=== Texte proposé ===
En 1762, Jean-Jacques Rousseau, dans le Contrat Social, “ ‘tout en faisant retour aux sources antiques de la citoyenneté, fournit la définition moderne de ce terme : le citoyen est entendu dans un sens participatif et actif ; être citoyen n'est pas un titre qui procurerait des privilèges mais c'est la possibilité de participer aux affaires publiques. L'abbé Sieyes, juste avant la révolution française, dans son opuscule "Qu'est-ce que le Tiers Etat ?" (1789), fixera les critères de citoyenneté : les citoyens sont soumis aux mêmes lois, ils se définissent par l'égalité devant la loi et ils ont vocation à participer à la vie publique (…). C'est aussi dans la seconde moitié du 19ème siècle que l'on distinguera les notions de nationalité et de citoyenneté, la première étant le lien d'un individu à un Etat, la seconde signifiant l'égalité devant la loi et la participation aux affaires publiques. Le système colonial, de façon cynique, mettra l'accent sur cette distinction : les "indigènes" étant bien des nationaux français soumis à l'Etat français, tout en n'étant pas des citoyens’ ” 223 .
L'auteur conclut que: " ‘la citoyenneté est un idéal collectif"; “ le citoyen apparaît donc comme l'individu conscient d'appartenir à une communauté, les masses ne pouvant intervenir dans le champ politique que si elles sont constituées d'individus conscients et agissant dans le sens de l'intérêt général’ ” 224 .
En cette fin du 20è siècle, beaucoup de considérations sont émises sur la citoyenneté. Patrice Meyer-Bisch et ses collaborateurs ont réfléchi sur elle et sur ce qu'ils appellent "les citoyennetés modernes’’. Ils considèrent que c'est un concept à double logique : en extension et en limitation.
===
▶ [Exercice court a]: Répétez à l'identique les lignes des enregistrements, depuis leur début jusqu'à la ligne qui contient "lighting-toggle[interactable]: 💡︎ (518, 35, 556, 61)", ces deux lignes comprises.
Le texte et les enregistrements ont des origines différentes.
=== Données fournies ===
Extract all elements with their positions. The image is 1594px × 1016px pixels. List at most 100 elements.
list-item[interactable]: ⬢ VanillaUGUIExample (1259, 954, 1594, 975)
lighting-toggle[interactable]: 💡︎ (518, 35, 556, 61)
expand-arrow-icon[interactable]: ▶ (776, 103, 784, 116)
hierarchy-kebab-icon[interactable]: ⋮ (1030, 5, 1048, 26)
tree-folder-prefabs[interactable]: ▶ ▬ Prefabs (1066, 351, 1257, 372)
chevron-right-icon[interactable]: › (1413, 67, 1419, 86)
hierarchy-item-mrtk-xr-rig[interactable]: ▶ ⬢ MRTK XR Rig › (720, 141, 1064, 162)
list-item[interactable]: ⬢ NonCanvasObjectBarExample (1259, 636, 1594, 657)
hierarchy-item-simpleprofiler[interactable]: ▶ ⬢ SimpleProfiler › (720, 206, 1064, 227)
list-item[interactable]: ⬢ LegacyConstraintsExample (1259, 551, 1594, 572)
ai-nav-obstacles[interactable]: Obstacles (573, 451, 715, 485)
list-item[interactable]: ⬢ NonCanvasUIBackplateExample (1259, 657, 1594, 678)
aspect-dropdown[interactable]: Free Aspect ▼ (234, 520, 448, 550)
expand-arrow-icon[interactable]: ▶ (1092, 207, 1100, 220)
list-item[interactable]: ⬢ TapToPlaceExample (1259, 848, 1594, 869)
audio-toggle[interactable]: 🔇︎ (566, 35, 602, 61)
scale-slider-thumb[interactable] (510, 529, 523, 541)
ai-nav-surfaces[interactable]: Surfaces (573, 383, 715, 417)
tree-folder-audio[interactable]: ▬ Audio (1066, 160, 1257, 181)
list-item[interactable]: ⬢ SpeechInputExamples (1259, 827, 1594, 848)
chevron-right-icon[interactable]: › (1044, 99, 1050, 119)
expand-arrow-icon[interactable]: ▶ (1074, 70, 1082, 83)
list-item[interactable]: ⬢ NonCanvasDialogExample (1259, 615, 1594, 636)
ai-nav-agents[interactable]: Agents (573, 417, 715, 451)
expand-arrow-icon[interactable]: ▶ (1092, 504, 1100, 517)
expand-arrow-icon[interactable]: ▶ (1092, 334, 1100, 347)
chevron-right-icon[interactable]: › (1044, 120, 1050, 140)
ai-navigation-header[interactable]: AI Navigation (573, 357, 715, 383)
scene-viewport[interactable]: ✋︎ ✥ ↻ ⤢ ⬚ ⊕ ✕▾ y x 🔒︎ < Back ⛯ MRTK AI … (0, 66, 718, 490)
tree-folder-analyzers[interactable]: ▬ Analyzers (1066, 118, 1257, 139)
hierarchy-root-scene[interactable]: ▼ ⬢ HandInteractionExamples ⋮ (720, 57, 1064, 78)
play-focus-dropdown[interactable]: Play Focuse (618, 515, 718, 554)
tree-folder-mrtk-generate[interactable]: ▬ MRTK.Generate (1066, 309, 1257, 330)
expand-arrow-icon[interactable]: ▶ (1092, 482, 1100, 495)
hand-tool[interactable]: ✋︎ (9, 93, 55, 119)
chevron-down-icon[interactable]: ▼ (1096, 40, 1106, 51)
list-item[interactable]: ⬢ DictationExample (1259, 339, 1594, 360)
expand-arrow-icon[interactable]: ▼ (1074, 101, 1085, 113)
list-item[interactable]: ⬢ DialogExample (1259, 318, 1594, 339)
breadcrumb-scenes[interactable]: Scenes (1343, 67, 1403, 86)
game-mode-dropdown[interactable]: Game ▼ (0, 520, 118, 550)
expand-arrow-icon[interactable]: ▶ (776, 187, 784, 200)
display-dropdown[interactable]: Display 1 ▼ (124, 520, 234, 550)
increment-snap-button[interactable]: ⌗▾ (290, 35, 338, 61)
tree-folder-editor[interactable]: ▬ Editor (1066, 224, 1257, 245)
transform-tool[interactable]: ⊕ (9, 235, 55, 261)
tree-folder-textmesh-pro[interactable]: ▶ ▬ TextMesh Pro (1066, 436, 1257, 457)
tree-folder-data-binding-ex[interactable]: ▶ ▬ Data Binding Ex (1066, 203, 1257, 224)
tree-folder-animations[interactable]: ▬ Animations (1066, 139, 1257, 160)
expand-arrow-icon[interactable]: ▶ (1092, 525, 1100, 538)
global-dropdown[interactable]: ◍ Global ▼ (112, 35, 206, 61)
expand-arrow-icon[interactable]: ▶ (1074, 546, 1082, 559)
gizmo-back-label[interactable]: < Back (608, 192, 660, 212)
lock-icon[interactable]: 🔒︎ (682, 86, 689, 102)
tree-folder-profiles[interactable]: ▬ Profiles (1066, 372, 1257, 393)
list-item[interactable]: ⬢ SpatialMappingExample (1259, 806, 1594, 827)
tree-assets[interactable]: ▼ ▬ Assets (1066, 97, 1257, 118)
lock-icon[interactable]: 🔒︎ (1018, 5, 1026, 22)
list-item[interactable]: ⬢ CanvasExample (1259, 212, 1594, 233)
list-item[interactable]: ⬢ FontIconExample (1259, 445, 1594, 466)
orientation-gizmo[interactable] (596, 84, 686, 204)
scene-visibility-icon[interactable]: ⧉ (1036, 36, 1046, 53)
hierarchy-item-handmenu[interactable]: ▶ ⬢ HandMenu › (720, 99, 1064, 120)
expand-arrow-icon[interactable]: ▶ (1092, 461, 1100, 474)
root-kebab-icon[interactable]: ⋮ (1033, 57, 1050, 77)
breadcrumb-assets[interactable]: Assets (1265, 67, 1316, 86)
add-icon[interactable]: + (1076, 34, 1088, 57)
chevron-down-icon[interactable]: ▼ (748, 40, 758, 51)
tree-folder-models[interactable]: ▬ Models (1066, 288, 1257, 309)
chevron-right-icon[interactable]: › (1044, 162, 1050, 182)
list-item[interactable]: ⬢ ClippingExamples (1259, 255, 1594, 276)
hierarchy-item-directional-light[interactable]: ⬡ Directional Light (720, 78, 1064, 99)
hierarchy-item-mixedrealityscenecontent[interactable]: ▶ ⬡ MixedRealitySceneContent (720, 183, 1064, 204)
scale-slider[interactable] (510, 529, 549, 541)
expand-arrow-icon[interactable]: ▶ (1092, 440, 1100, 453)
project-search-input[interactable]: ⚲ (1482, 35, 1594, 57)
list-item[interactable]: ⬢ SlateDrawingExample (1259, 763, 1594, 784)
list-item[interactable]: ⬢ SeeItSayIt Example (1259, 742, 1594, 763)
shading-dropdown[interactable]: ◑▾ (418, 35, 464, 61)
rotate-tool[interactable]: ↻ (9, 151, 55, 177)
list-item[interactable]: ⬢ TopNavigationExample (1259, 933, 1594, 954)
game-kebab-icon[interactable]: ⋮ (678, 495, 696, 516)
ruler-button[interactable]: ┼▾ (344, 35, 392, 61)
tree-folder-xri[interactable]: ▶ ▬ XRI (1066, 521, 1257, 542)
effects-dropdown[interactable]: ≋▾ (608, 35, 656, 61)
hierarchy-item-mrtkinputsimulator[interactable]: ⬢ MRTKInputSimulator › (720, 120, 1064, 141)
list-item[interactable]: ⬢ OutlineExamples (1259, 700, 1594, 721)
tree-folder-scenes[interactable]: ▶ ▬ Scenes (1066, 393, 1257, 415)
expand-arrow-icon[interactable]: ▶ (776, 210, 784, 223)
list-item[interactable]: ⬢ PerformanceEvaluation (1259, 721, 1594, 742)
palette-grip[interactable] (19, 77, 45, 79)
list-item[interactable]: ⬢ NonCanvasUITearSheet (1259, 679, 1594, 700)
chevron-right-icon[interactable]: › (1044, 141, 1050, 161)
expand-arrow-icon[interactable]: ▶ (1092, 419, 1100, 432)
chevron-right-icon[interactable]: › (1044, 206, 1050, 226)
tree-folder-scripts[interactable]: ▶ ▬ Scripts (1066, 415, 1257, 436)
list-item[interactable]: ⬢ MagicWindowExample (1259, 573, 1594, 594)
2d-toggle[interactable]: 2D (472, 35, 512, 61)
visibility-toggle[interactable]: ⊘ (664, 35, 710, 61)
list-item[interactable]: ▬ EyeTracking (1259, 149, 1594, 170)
===
▶ [Exercice court b]: D'après le texte sur la citoyenneté, comment le système colonial a-t-il tiré parti de la distinction entre nationalité et citoyenneté ?

▶ [Résultat a]:
Extract all elements with their positions. The image is 1594px × 1016px pixels. List at most 100 elements.
list-item[interactable]: ⬢ VanillaUGUIExample (1259, 954, 1594, 975)
lighting-toggle[interactable]: 💡︎ (518, 35, 556, 61)

▶ [Résultat b]: La nationalité désigne le lien d'un individu à un État, alors que la citoyenneté signifie l'égalité devant la loi et la participation aux affaires publiques. Le système colonial a exploité cette distinction de façon cynique : les « indigènes » étaient des nationaux français soumis à l'État français, sans être pour autant des citoyens.